# Aim of the exercise
Below are records. Copy every line with "this" in it.
******
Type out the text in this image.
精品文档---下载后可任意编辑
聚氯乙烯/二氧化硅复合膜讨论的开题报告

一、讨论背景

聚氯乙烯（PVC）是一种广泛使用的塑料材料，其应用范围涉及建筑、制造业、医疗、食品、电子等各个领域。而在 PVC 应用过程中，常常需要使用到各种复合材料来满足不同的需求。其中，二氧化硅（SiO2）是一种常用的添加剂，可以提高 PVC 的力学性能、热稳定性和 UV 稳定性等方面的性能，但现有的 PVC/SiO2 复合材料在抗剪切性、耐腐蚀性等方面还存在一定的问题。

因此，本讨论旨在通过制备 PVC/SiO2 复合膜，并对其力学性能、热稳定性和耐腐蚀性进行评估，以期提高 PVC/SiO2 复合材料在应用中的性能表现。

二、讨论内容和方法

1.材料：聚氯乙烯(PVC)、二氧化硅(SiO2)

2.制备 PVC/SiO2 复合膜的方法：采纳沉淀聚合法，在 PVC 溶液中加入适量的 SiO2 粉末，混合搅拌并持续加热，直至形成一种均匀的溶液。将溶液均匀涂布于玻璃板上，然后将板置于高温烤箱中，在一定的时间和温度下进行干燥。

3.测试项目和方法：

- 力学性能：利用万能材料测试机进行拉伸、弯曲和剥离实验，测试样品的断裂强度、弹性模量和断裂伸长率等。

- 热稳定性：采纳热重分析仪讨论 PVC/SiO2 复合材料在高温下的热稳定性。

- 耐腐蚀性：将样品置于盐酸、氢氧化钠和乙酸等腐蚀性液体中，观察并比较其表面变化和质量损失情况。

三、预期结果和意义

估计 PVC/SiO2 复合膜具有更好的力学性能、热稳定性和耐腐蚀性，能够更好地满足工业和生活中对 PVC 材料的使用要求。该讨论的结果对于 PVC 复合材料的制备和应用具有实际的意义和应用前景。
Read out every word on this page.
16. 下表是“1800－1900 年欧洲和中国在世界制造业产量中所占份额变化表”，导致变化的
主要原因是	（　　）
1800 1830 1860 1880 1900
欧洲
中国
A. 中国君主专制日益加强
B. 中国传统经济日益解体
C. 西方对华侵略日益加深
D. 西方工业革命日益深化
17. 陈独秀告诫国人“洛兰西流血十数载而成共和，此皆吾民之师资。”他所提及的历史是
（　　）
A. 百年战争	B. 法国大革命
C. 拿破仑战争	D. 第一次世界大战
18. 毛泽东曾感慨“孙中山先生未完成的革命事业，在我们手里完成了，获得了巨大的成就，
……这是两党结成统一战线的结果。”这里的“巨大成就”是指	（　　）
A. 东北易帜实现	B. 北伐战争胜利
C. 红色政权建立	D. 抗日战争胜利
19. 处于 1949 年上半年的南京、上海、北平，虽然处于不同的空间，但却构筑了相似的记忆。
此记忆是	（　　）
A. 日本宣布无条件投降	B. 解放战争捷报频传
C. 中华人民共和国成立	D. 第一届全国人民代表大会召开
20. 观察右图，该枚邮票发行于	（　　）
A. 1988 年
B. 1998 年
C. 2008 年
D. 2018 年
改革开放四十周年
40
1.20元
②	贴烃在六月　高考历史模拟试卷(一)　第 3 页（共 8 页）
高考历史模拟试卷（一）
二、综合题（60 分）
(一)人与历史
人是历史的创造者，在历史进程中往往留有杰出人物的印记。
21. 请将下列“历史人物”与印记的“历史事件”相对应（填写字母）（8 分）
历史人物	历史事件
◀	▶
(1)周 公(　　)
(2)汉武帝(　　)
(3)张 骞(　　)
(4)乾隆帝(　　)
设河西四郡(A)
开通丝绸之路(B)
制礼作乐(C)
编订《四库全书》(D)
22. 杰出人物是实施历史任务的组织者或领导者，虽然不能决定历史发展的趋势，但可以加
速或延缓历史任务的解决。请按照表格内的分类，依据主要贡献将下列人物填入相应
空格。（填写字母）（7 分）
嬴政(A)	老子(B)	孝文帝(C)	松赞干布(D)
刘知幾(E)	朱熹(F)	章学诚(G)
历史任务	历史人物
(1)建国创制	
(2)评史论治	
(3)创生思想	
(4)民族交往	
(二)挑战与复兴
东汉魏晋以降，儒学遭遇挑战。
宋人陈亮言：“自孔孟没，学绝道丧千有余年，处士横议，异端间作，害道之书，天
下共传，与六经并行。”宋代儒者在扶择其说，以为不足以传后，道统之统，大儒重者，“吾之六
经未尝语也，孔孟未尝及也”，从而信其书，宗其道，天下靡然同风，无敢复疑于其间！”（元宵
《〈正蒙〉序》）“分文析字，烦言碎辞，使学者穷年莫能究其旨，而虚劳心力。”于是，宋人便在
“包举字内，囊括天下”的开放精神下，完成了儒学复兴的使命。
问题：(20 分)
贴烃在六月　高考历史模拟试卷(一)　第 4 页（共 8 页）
******
# Solved problem
Type out the text in this image.
Read out every word on this page.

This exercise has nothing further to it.